-- Available data start --
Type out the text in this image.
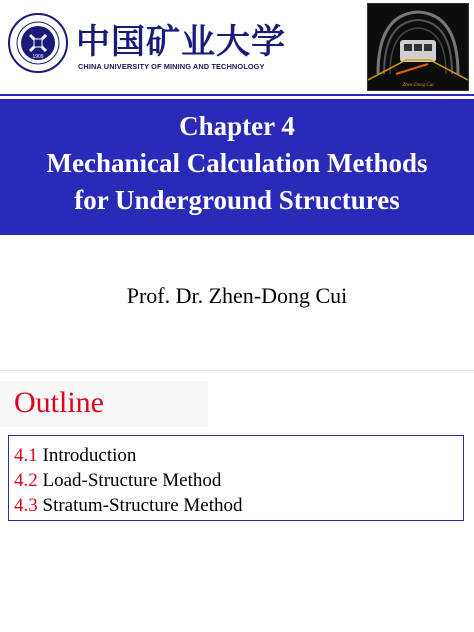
1909 中国矿业大学
CHINA UNIVERSITY OF MINING AND TECHNOLOGY
Zhen-Dong Cui
Chapter 4
Mechanical Calculation Methods
for Underground Structures
Prof. Dr. Zhen-Dong Cui
Outline
4.1 Introduction
4.2 Load-Structure Method
4.3 Stratum-Structure Method
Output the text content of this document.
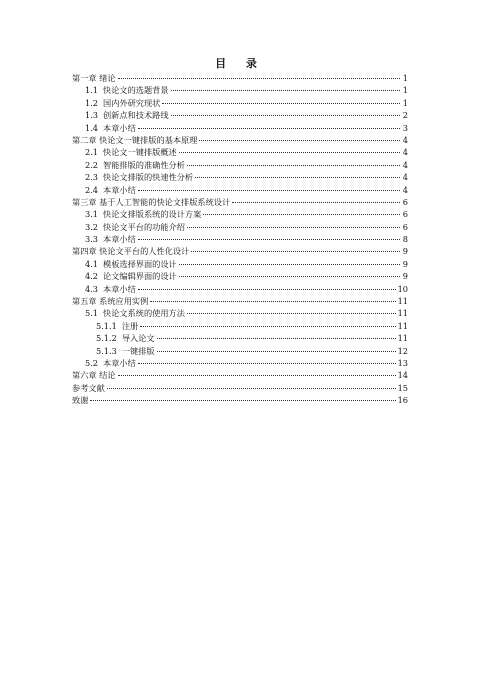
目 录
第一章 绪论	1
1.1 快论文的选题背景	1
1.2 国内外研究现状	1
1.3 创新点和技术路线	2
1.4 本章小结	3
第二章 快论文一键排版的基本原理	4
2.1 快论文一键排版概述	4
2.2 智能排版的准确性分析	4
2.3 快论文排版的快速性分析	4
2.4 本章小结	4
第三章 基于人工智能的快论文排版系统设计	6
3.1 快论文排版系统的设计方案	6
3.2 快论文平台的功能介绍	6
3.3 本章小结	8
第四章 快论文平台的人性化设计	9
4.1 模板选择界面的设计	9
4.2 论文编辑界面的设计	9
4.3 本章小结	10
第五章 系统应用实例	11
5.1 快论文系统的使用方法	11
5.1.1 注册	11
5.1.2 导入论文	11
5.1.3 一键排版	12
5.2 本章小结	13
第六章 结论	14
参考文献	15
致谢	16
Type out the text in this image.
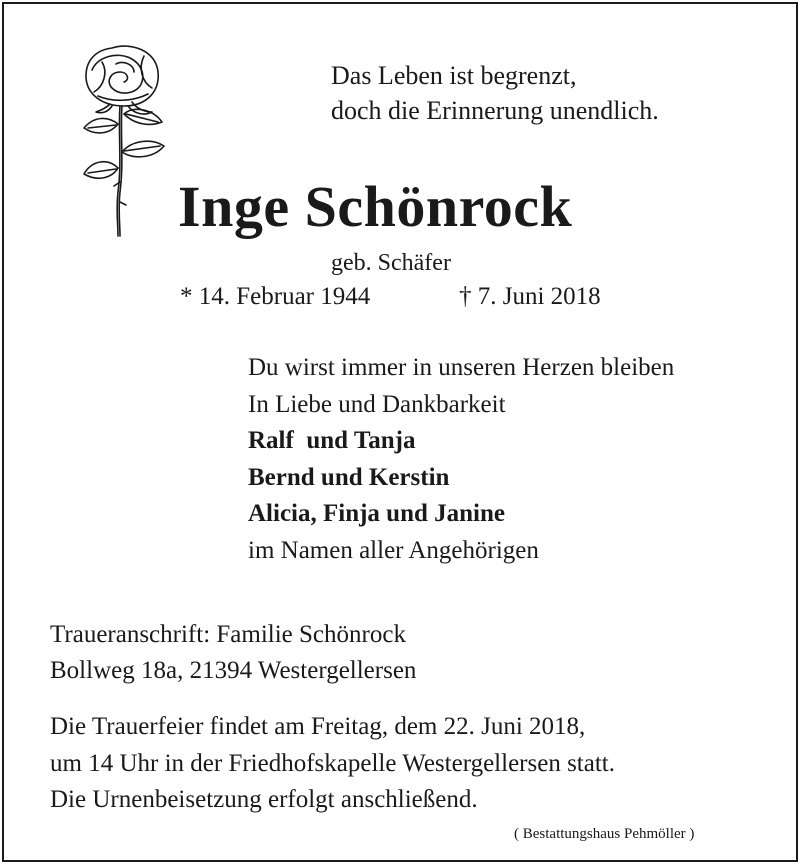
Das Leben ist begrenzt,
doch die Erinnerung unendlich.
Inge Schönrock
geb. Schäfer
* 14. Februar 1944	† 7. Juni 2018
Du wirst immer in unseren Herzen bleiben
In Liebe und Dankbarkeit
Ralf  und Tanja
Bernd und Kerstin
Alicia, Finja und Janine
im Namen aller Angehörigen
Traueranschrift: Familie Schönrock
Bollweg 18a, 21394 Westergellersen
Die Trauerfeier findet am Freitag, dem 22. Juni 2018,
um 14 Uhr in der Friedhofskapelle Westergellersen statt.
Die Urnenbeisetzung erfolgt anschließend.
( Bestattungshaus Pehmöller )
-- Available data end --
[Problem]: Pull out every line above that holds the word "Juni".

[Reply to the task]:
* 14. Februar 1944	† 7. Juni 2018
Die Trauerfeier findet am Freitag, dem 22. Juni 2018,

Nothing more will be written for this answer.